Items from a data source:

—————

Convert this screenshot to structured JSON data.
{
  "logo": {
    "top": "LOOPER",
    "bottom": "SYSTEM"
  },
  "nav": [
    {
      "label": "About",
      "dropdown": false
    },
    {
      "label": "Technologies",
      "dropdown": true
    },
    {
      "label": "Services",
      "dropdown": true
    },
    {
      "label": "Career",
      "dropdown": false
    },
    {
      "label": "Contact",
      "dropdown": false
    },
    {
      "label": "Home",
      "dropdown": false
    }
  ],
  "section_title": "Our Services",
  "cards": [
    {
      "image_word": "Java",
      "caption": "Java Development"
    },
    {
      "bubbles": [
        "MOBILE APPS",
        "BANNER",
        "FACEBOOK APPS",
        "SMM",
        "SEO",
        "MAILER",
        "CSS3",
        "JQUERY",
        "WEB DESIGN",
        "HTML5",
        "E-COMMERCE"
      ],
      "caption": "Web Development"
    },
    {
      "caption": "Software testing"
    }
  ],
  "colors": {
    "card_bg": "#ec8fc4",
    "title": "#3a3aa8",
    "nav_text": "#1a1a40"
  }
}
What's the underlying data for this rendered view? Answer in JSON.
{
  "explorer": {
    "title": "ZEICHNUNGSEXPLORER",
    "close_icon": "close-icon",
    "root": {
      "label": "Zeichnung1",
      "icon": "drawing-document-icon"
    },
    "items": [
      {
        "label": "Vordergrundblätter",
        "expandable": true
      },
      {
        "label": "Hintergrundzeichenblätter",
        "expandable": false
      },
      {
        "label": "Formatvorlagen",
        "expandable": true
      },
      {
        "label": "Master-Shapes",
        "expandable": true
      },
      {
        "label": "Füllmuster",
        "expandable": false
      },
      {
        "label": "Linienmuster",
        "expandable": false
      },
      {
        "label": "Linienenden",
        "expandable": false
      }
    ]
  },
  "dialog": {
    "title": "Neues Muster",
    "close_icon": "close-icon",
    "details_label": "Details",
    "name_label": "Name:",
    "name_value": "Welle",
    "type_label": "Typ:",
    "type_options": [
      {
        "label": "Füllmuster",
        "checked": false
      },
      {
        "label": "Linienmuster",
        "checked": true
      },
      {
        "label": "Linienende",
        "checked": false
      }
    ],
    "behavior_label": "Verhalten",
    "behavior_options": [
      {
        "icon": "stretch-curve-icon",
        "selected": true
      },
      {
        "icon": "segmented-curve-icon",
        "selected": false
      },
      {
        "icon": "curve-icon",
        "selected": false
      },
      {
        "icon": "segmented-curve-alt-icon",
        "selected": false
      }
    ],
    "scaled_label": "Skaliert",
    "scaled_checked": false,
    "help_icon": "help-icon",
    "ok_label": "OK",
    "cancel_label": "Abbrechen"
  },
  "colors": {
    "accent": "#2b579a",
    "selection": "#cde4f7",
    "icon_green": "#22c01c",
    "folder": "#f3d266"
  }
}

—————

Where a line in the material above holds "Java", copy that line.

      "image_word": "Java",
      "caption": "Java Development"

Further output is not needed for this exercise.